___ GIVEN RECORDS
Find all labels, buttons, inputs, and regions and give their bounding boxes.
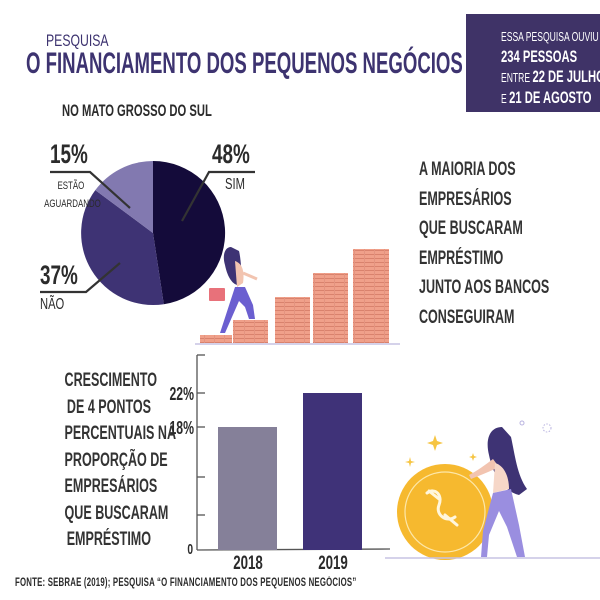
coin-stack-5 (353, 249, 389, 343)
year-label-2019: 2019 (318, 553, 348, 574)
coin-stack-2 (233, 320, 268, 343)
sparkle-icon (405, 457, 415, 467)
briefcase (209, 288, 225, 301)
source-note: FONTE: SEBRAE (2019); PESQUISA “O FINANC… (15, 577, 357, 589)
growth-line: DE 4 PONTOS (66, 396, 151, 418)
coin-stairs-illustration (195, 247, 400, 345)
dollar-coin (397, 464, 493, 560)
growth-line: QUE BUSCARAM (64, 502, 169, 524)
leader-line-sim (181, 170, 255, 222)
pie-chart (40, 160, 255, 305)
headline-line: JUNTO AOS BANCOS (419, 277, 550, 298)
pie-label-aguardando-l1: ESTÃO (57, 180, 84, 192)
headline-line: EMPRÉSTIMO (419, 247, 504, 269)
pie-pct-sim: 48% (212, 139, 250, 169)
pie-pct-aguardando: 15% (50, 139, 88, 169)
info-line-4-small: E (501, 91, 510, 106)
pie-label-aguardando-l2: AGUARDANDO (44, 198, 101, 210)
subtitle: NO MATO GROSSO DO SUL (62, 101, 212, 120)
growth-line: PROPORÇÃO DE (64, 449, 168, 471)
leader-line-aguardando (50, 170, 131, 209)
pie-label-nao: NÃO (40, 296, 65, 313)
tick-label-22: 22% (169, 384, 194, 404)
info-line-3-bold: 22 DE JULHO (532, 67, 600, 86)
pie-label-sim: SIM (225, 176, 245, 193)
pie-slice-nao (81, 190, 164, 305)
woman-hair (487, 427, 527, 495)
info-line-4: E 21 DE AGOSTO (501, 88, 591, 109)
headline-line: EMPRESÁRIOS (419, 188, 512, 210)
pie-label-aguardando: ESTÃO AGUARDANDO (22, 176, 101, 212)
survey-info-box: ESSA PESQUISA OUVIU 234 PESSOAS ENTRE 22… (466, 14, 600, 112)
growth-line: EMPRESÁRIOS (64, 476, 158, 497)
headline-line: CONSEGUIRAM (419, 306, 515, 328)
page-title: O FINANCIAMENTO DOS PEQUENOS NEGÓCIOS (26, 47, 463, 80)
growth-line: CRESCIMENTO (64, 370, 157, 391)
tick-label-18: 18% (169, 418, 194, 438)
headline-line: A MAIORIA DOS (419, 159, 516, 180)
pie-slice-aguardando (95, 161, 153, 233)
headline: A MAIORIA DOS EMPRESÁRIOS QUE BUSCARAM E… (419, 155, 600, 332)
info-line-4-bold: 21 DE AGOSTO (509, 88, 592, 107)
woman-pants (481, 489, 525, 557)
info-line-1: ESSA PESQUISA OUVIU (501, 29, 599, 44)
bar-2018 (218, 427, 277, 550)
growth-line: PERCENTUAIS NA (64, 423, 177, 444)
woman-pants (220, 287, 255, 333)
growth-line: EMPRÉSTIMO (66, 529, 151, 550)
info-line-3: ENTRE 22 DE JULHO (501, 67, 600, 88)
pie-slice-sim (153, 160, 226, 305)
coin-stack-1 (200, 335, 232, 343)
sparkle-icon (427, 435, 443, 451)
dollar-sign-icon (425, 489, 459, 527)
bar-chart (196, 354, 390, 551)
coin-stack-4 (313, 273, 348, 343)
coin-push-illustration (385, 420, 600, 560)
info-line-3-small: ENTRE (501, 70, 533, 85)
pretitle: PESQUISA (46, 31, 109, 50)
sparkle-icon (469, 453, 477, 461)
year-label-2018: 2018 (233, 553, 263, 574)
info-line-2: 234 PESSOAS (501, 47, 578, 66)
tick-label-0: 0 (187, 541, 193, 558)
bar-2019 (303, 393, 362, 550)
growth-description: CRESCIMENTO DE 4 PONTOS PERCENTUAIS NA P… (20, 368, 177, 554)
leader-line-nao (40, 262, 121, 294)
headline-line: QUE BUSCARAM (419, 218, 523, 239)
coin-stack-3 (275, 297, 310, 343)
pie-pct-nao: 37% (40, 260, 78, 290)
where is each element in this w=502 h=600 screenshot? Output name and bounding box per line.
______
### SET TASK
Please rename "growth-line" to "growth-text-line" throughout the rows above, keeping everything else unchanged. Leave the pictures out of your answer.

### THE RESULT
Find all labels, buttons, inputs, and regions and give their bounding boxes.
coin-stack-5 (353, 249, 389, 343)
year-label-2019: 2019 (318, 553, 348, 574)
coin-stack-2 (233, 320, 268, 343)
sparkle-icon (405, 457, 415, 467)
briefcase (209, 288, 225, 301)
source-note: FONTE: SEBRAE (2019); PESQUISA “O FINANC… (15, 577, 357, 589)
growth-text-line: DE 4 PONTOS (66, 396, 151, 418)
coin-stairs-illustration (195, 247, 400, 345)
dollar-coin (397, 464, 493, 560)
growth-text-line: QUE BUSCARAM (64, 502, 169, 524)
leader-line-sim (181, 170, 255, 222)
pie-chart (40, 160, 255, 305)
headline-line: JUNTO AOS BANCOS (419, 277, 550, 298)
pie-label-aguardando-l1: ESTÃO (57, 180, 84, 192)
headline-line: EMPRÉSTIMO (419, 247, 504, 269)
pie-pct-sim: 48% (212, 139, 250, 169)
pie-pct-aguardando: 15% (50, 139, 88, 169)
info-line-4-small: E (501, 91, 510, 106)
pie-label-aguardando-l2: AGUARDANDO (44, 198, 101, 210)
subtitle: NO MATO GROSSO DO SUL (62, 101, 212, 120)
growth-text-line: PROPORÇÃO DE (64, 449, 168, 471)
leader-line-aguardando (50, 170, 131, 209)
pie-label-nao: NÃO (40, 296, 65, 313)
tick-label-22: 22% (169, 384, 194, 404)
info-line-3-bold: 22 DE JULHO (532, 67, 600, 86)
pie-label-sim: SIM (225, 176, 245, 193)
pie-slice-nao (81, 190, 164, 305)
woman-hair (487, 427, 527, 495)
info-line-4: E 21 DE AGOSTO (501, 88, 591, 109)
headline-line: EMPRESÁRIOS (419, 188, 512, 210)
pie-label-aguardando: ESTÃO AGUARDANDO (22, 176, 101, 212)
survey-info-box: ESSA PESQUISA OUVIU 234 PESSOAS ENTRE 22… (466, 14, 600, 112)
growth-text-line: EMPRESÁRIOS (64, 476, 158, 497)
headline-line: CONSEGUIRAM (419, 306, 515, 328)
page-title: O FINANCIAMENTO DOS PEQUENOS NEGÓCIOS (26, 47, 463, 80)
growth-text-line: CRESCIMENTO (64, 370, 157, 391)
tick-label-18: 18% (169, 418, 194, 438)
headline-line: A MAIORIA DOS (419, 159, 516, 180)
pie-slice-aguardando (95, 161, 153, 233)
headline: A MAIORIA DOS EMPRESÁRIOS QUE BUSCARAM E… (419, 155, 600, 332)
info-line-4-bold: 21 DE AGOSTO (509, 88, 592, 107)
woman-pants (481, 489, 525, 557)
info-line-1: ESSA PESQUISA OUVIU (501, 29, 599, 44)
bar-2018 (218, 427, 277, 550)
growth-text-line: PERCENTUAIS NA (64, 423, 177, 444)
woman-pants (220, 287, 255, 333)
growth-text-line: EMPRÉSTIMO (66, 529, 151, 550)
info-line-3: ENTRE 22 DE JULHO (501, 67, 600, 88)
pie-slice-sim (153, 160, 226, 305)
coin-stack-1 (200, 335, 232, 343)
sparkle-icon (427, 435, 443, 451)
dollar-sign-icon (425, 489, 459, 527)
bar-chart (196, 354, 390, 551)
coin-stack-4 (313, 273, 348, 343)
coin-push-illustration (385, 420, 600, 560)
info-line-3-small: ENTRE (501, 70, 533, 85)
pretitle: PESQUISA (46, 31, 109, 50)
sparkle-icon (469, 453, 477, 461)
year-label-2018: 2018 (233, 553, 263, 574)
info-line-2: 234 PESSOAS (501, 47, 578, 66)
tick-label-0: 0 (187, 541, 193, 558)
bar-2019 (303, 393, 362, 550)
growth-description: CRESCIMENTO DE 4 PONTOS PERCENTUAIS NA P… (20, 368, 177, 554)
leader-line-nao (40, 262, 121, 294)
headline-line: QUE BUSCARAM (419, 218, 523, 239)
coin-stack-3 (275, 297, 310, 343)
pie-pct-nao: 37% (40, 260, 78, 290)
where is each element in this w=502 h=600 screenshot? Output name and bounding box per line.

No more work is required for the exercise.